_DIRECTION_. Determine the number of lines in the listing below where the string "تحليل" occurs; answer with the number alone.

_DATA IN THIS EXERCISE_.
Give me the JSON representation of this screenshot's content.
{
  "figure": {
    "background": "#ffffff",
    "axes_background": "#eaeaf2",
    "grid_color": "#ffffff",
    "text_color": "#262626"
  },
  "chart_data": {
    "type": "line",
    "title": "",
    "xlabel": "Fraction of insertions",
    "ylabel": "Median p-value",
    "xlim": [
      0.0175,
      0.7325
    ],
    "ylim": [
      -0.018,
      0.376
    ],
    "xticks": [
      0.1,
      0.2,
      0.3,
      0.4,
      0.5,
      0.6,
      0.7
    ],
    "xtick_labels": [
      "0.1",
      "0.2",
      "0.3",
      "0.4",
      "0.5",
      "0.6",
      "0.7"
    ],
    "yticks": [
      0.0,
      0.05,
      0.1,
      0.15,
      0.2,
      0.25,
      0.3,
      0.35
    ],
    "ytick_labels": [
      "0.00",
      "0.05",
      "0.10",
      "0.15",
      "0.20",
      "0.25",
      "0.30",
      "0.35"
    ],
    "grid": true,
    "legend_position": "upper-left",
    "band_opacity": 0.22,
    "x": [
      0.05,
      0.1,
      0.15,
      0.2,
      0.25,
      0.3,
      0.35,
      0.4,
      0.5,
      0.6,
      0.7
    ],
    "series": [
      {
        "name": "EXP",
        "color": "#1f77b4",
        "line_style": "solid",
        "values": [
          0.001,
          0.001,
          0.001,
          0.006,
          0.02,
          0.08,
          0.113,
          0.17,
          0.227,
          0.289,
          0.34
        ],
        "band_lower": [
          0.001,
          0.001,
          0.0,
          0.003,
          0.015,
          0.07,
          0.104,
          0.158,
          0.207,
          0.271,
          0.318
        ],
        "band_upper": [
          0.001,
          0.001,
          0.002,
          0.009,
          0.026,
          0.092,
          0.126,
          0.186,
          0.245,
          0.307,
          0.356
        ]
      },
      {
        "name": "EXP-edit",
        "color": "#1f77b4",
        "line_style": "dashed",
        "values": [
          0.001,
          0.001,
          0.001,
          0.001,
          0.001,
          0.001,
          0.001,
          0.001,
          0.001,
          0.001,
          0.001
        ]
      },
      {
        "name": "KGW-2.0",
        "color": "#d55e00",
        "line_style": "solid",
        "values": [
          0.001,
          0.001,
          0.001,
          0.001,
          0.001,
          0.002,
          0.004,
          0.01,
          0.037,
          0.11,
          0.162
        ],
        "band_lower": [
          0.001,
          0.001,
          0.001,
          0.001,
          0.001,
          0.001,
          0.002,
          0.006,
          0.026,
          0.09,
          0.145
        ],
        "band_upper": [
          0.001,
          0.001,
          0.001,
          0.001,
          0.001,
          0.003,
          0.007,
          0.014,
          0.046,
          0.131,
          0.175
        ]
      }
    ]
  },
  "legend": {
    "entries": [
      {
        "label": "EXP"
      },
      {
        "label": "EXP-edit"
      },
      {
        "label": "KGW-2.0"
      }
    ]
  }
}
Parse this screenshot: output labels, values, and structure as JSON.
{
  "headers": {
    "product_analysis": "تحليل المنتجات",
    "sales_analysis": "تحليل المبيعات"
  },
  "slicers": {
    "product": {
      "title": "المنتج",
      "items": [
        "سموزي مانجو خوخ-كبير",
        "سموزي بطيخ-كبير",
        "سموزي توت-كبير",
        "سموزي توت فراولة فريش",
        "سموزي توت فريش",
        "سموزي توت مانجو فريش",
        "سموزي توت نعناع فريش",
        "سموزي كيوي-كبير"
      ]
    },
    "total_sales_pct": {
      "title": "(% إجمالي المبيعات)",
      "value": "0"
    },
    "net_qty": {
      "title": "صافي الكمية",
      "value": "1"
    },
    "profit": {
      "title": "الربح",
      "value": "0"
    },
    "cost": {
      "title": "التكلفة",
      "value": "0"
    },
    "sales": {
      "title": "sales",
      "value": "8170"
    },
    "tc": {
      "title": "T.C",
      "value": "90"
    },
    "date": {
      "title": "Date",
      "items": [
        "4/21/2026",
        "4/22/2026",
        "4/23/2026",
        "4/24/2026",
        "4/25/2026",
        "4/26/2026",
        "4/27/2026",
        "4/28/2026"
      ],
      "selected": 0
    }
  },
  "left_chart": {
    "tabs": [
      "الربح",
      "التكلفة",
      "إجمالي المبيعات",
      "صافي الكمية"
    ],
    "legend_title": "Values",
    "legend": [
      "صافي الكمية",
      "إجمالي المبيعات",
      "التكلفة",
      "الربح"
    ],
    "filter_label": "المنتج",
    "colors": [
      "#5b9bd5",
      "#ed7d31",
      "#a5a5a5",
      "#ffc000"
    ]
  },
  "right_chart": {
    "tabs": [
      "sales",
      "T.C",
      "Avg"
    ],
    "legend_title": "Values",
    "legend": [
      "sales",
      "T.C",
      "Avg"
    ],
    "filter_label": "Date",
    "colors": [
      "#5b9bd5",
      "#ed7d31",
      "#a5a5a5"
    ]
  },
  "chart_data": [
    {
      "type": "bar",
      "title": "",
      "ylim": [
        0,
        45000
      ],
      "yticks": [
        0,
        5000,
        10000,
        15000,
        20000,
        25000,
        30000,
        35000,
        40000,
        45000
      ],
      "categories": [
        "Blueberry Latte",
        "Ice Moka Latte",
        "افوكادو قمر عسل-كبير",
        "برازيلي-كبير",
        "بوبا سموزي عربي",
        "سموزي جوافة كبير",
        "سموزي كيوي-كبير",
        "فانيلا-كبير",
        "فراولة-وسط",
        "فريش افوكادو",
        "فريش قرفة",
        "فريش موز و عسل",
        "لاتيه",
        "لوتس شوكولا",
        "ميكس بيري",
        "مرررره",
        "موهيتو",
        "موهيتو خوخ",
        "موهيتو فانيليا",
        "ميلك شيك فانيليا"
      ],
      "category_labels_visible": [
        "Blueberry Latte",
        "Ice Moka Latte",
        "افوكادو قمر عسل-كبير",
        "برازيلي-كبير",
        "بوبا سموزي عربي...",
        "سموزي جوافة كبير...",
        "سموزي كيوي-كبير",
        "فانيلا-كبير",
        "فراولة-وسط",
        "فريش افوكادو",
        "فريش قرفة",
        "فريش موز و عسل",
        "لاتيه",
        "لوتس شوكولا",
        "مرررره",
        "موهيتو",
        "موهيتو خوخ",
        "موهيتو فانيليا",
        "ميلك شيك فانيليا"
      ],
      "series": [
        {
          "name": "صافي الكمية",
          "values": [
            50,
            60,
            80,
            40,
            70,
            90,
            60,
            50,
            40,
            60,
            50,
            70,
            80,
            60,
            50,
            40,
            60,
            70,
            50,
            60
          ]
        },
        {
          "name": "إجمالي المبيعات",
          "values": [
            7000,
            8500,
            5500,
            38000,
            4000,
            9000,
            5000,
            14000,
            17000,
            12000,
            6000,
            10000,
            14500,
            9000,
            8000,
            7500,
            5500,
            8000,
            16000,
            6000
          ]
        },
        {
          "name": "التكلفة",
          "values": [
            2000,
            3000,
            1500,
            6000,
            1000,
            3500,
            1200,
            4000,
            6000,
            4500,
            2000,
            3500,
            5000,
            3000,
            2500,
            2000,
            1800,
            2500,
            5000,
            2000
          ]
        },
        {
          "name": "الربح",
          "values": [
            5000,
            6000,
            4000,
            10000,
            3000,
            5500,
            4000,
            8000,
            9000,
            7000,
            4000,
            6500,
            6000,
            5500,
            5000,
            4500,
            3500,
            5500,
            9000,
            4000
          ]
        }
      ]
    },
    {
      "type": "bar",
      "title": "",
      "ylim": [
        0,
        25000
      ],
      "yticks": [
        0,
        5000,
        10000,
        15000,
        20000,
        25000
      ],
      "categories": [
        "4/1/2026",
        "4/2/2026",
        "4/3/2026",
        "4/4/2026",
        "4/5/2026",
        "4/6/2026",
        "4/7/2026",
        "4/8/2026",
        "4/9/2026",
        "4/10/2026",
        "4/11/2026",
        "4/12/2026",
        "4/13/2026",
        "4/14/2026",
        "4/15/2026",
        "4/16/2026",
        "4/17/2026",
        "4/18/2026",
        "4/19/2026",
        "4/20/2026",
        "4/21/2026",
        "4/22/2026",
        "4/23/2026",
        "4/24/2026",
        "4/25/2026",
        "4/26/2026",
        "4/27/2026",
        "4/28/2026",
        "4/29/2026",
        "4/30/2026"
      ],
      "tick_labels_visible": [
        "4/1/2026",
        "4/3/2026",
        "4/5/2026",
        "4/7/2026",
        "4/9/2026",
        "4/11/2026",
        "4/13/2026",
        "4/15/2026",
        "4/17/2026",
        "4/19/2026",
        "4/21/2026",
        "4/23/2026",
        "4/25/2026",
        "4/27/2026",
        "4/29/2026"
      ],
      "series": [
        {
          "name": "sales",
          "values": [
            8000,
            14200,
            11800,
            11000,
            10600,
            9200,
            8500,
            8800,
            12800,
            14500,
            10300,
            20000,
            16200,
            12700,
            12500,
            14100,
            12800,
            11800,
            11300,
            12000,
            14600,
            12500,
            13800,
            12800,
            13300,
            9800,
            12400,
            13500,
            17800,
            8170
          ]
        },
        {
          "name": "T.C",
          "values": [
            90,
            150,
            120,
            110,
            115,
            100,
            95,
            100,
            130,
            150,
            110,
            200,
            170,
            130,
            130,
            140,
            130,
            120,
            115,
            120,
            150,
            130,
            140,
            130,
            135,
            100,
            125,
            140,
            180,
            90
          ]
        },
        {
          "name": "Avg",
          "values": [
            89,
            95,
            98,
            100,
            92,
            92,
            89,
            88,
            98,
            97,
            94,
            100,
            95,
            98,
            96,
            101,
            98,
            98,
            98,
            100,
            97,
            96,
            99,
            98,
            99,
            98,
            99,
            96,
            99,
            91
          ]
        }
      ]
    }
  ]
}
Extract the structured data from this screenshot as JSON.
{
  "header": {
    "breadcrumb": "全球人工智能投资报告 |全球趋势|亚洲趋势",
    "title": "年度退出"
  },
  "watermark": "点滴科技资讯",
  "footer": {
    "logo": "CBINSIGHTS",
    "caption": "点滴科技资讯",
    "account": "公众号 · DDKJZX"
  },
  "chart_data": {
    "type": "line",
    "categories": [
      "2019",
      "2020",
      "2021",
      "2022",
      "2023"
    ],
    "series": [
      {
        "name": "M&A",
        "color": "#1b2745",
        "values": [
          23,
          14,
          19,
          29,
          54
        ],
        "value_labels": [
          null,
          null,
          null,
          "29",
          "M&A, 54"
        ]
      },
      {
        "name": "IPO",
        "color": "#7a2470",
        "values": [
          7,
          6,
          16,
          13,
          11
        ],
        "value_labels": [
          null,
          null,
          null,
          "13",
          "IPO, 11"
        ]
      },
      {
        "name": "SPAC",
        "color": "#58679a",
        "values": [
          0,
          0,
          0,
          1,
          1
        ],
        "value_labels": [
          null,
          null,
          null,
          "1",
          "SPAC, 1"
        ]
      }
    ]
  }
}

_SOLUTION_. 2